> TASK DATA
────

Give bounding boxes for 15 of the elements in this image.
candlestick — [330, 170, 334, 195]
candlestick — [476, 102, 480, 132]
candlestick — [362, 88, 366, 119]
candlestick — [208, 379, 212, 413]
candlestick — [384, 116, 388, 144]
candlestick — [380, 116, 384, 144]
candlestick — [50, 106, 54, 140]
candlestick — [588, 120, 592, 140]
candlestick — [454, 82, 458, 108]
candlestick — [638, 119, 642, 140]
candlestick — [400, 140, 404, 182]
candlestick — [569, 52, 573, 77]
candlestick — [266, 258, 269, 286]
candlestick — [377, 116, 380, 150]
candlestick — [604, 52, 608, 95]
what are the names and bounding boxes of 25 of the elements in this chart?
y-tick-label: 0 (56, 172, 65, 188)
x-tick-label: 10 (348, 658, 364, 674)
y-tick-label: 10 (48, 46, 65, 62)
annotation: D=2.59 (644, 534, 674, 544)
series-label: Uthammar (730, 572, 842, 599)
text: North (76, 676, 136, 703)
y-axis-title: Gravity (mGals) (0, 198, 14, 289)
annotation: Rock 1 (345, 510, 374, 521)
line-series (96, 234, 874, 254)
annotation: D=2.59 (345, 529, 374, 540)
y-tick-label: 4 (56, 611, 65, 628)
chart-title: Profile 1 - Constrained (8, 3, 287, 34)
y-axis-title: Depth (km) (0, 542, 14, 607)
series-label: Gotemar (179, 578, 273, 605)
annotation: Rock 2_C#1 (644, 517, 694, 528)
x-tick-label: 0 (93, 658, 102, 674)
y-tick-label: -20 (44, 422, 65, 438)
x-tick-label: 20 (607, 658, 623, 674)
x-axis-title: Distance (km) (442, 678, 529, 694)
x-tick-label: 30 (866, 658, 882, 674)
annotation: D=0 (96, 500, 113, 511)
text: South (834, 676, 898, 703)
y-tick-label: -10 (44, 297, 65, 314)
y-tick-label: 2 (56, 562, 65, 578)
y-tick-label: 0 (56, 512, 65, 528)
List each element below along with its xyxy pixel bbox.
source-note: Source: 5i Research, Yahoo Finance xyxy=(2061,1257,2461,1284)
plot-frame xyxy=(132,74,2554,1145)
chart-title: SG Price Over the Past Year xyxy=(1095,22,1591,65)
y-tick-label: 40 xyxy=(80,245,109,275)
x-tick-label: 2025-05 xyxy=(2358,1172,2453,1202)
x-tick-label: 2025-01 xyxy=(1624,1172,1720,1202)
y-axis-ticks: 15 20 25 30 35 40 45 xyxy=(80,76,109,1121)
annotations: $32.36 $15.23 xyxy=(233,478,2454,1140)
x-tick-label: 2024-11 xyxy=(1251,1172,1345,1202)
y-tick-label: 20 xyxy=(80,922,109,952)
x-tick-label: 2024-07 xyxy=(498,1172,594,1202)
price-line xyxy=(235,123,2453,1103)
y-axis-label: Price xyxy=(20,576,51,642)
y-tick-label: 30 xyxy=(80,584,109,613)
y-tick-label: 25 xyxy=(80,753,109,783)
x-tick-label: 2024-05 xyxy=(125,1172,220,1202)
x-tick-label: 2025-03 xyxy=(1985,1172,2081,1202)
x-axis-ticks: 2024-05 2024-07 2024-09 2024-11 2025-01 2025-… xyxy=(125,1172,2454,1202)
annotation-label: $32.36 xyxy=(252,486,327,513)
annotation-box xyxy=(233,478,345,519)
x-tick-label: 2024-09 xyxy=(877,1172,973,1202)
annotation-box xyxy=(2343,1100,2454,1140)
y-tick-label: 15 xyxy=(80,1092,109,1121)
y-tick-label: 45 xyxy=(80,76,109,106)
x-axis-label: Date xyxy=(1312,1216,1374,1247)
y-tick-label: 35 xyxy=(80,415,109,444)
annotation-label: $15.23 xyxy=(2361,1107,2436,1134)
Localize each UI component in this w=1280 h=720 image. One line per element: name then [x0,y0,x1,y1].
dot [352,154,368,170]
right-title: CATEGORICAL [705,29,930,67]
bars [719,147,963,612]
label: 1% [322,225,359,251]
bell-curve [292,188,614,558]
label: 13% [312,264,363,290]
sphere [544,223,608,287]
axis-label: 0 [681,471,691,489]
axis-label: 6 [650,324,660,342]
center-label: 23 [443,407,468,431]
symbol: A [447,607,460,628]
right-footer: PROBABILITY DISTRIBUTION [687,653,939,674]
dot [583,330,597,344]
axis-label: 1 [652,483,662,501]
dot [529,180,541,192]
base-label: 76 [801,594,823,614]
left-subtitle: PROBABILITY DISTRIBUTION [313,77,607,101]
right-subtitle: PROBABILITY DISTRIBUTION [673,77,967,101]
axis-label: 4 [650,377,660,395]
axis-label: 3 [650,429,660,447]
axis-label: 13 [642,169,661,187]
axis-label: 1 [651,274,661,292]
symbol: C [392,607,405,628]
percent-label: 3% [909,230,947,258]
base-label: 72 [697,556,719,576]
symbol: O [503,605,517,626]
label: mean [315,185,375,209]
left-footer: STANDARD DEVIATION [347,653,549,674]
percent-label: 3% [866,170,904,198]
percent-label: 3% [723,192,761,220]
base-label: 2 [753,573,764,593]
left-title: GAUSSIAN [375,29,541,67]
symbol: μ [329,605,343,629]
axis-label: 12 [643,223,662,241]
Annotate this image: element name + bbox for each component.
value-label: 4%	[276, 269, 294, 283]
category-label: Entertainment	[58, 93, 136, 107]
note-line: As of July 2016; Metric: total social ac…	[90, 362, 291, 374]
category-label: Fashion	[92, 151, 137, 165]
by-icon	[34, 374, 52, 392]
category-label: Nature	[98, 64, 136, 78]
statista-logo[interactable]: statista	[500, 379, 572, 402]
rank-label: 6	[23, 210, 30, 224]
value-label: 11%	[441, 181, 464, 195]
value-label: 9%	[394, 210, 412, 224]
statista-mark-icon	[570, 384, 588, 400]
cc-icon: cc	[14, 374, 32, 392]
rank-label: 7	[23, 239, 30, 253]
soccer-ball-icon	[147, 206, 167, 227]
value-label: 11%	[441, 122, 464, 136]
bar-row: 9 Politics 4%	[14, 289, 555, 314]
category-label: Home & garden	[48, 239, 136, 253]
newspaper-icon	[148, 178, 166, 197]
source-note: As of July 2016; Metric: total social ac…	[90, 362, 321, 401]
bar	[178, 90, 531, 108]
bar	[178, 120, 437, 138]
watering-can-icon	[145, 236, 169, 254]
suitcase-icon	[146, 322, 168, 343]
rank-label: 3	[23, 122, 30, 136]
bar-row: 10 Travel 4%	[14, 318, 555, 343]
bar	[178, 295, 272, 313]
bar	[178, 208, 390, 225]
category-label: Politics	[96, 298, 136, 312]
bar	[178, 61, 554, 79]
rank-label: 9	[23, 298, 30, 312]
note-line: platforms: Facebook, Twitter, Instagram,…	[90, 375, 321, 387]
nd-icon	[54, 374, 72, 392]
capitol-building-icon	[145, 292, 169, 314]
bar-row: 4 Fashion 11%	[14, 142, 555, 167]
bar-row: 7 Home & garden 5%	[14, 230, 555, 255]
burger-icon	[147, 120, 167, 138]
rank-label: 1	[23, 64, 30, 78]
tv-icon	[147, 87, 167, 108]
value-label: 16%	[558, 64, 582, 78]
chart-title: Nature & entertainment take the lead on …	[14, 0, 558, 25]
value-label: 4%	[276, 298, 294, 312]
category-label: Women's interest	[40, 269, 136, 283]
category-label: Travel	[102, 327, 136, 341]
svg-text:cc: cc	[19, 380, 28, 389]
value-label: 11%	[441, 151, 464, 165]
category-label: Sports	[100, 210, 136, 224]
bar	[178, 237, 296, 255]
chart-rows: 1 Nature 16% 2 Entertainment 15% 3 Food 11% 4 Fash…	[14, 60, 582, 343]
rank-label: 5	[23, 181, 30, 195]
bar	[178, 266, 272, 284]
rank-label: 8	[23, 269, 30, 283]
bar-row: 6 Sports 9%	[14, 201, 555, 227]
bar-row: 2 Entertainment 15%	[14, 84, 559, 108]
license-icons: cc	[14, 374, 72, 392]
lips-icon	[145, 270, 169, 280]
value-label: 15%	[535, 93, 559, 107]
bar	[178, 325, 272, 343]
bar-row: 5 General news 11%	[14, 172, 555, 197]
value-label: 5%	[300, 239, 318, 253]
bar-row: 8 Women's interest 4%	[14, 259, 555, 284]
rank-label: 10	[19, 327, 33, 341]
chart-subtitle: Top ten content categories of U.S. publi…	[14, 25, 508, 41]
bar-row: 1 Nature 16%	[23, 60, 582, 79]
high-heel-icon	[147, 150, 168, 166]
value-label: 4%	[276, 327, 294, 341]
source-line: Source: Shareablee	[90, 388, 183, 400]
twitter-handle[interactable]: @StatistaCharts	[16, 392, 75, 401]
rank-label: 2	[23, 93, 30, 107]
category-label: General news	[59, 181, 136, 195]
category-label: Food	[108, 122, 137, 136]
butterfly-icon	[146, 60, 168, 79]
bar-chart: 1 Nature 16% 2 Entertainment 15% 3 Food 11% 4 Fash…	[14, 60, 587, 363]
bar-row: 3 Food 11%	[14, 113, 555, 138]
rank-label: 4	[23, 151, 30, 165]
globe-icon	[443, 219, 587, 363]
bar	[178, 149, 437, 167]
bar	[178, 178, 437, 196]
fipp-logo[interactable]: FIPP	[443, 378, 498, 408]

────

> THE TASK
Make a numbered list of the rows above, from the first one through the line that contains "candlestick — [454, 82, 458, 108]", leaving out any blank lines.

> ANSWER FOR THIS EXERCISE
1. Give bounding boxes for 15 of the elements in this image.
2. candlestick — [330, 170, 334, 195]
3. candlestick — [476, 102, 480, 132]
4. candlestick — [362, 88, 366, 119]
5. candlestick — [208, 379, 212, 413]
6. candlestick — [384, 116, 388, 144]
7. candlestick — [380, 116, 384, 144]
8. candlestick — [50, 106, 54, 140]
9. candlestick — [588, 120, 592, 140]
10. candlestick — [454, 82, 458, 108]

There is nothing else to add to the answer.